⟨
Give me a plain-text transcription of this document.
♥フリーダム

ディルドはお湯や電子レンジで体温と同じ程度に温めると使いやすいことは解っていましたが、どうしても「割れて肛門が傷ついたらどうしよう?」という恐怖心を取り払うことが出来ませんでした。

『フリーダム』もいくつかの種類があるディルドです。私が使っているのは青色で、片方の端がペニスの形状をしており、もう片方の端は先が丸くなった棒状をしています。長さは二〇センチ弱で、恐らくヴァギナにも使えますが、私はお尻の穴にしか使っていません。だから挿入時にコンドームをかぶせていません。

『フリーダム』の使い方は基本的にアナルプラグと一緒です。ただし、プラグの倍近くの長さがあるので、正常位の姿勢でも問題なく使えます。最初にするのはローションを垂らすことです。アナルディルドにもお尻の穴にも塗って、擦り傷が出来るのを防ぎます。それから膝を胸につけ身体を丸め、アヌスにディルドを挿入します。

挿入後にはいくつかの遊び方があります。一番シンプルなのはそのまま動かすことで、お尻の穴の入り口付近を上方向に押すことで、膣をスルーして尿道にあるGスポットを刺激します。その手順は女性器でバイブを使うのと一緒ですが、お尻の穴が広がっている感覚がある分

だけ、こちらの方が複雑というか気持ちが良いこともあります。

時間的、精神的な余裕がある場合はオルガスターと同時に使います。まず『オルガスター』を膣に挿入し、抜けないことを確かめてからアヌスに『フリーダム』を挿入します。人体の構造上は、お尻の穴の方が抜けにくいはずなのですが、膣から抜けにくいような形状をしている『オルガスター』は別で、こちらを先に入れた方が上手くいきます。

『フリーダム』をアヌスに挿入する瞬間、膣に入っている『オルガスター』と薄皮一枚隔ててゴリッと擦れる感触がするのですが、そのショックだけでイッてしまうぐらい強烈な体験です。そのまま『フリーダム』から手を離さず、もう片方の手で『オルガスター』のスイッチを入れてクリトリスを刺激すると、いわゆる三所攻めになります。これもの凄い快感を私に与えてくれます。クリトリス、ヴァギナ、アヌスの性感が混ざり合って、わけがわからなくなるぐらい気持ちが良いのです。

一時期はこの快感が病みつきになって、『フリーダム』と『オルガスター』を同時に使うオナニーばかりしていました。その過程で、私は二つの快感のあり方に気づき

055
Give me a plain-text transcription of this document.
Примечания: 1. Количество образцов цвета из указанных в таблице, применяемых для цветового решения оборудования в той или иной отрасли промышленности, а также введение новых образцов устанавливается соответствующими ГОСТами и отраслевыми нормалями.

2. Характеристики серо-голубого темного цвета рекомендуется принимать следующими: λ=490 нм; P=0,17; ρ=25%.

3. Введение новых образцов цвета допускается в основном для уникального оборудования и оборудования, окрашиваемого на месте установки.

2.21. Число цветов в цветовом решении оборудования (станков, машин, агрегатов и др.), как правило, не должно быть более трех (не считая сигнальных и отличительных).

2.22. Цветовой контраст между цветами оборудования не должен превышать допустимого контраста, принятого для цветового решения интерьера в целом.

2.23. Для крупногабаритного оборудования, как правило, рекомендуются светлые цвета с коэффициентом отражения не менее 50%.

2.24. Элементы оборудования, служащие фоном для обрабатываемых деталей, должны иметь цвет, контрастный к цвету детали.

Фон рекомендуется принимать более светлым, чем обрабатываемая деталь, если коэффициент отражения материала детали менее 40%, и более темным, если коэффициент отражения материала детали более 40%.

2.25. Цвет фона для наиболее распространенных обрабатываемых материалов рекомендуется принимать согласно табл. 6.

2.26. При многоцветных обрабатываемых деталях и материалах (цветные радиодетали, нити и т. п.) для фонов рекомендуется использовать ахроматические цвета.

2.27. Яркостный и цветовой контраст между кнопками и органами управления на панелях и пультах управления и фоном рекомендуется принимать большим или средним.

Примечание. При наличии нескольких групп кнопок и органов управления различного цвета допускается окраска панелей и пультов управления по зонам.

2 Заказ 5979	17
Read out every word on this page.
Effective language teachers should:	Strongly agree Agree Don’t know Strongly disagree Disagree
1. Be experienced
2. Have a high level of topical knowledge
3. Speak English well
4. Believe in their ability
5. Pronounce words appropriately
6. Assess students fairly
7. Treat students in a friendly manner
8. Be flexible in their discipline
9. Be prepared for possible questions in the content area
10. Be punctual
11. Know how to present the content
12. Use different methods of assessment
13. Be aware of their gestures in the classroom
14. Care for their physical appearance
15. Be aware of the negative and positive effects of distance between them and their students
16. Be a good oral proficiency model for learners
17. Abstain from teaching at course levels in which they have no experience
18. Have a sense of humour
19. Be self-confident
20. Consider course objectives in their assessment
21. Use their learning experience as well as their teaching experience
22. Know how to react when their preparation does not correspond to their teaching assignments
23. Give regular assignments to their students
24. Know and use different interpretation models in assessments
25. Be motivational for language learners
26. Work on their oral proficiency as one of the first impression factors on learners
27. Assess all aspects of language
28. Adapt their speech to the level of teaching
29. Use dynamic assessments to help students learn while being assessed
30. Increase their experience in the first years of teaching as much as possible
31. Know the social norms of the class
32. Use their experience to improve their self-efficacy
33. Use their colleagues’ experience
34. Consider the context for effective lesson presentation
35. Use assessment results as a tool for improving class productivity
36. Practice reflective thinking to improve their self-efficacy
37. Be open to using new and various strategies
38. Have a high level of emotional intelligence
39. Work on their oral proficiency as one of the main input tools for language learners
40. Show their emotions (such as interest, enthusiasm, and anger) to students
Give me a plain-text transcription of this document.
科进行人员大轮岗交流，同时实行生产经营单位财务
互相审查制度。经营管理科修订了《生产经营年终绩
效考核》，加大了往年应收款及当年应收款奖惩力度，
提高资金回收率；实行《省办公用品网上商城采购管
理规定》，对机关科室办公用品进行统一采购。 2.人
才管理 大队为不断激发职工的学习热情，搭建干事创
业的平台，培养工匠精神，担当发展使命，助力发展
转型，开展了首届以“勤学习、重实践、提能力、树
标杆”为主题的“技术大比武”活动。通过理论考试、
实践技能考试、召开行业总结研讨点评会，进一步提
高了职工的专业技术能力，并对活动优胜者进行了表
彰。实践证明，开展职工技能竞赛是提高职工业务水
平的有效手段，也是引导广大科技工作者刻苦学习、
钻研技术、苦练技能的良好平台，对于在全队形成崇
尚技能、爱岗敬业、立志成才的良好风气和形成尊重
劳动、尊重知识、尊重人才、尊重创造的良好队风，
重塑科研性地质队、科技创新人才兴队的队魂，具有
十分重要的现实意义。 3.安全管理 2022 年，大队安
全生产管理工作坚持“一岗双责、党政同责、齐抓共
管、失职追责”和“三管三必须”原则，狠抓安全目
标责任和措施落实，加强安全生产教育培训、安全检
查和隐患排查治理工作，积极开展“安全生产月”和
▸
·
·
⟩
WHAT IS EXPECTED: What is the number of lines containing "образцов"? Give that number only.

OUTPUT FOR THIS EXERCISE: 2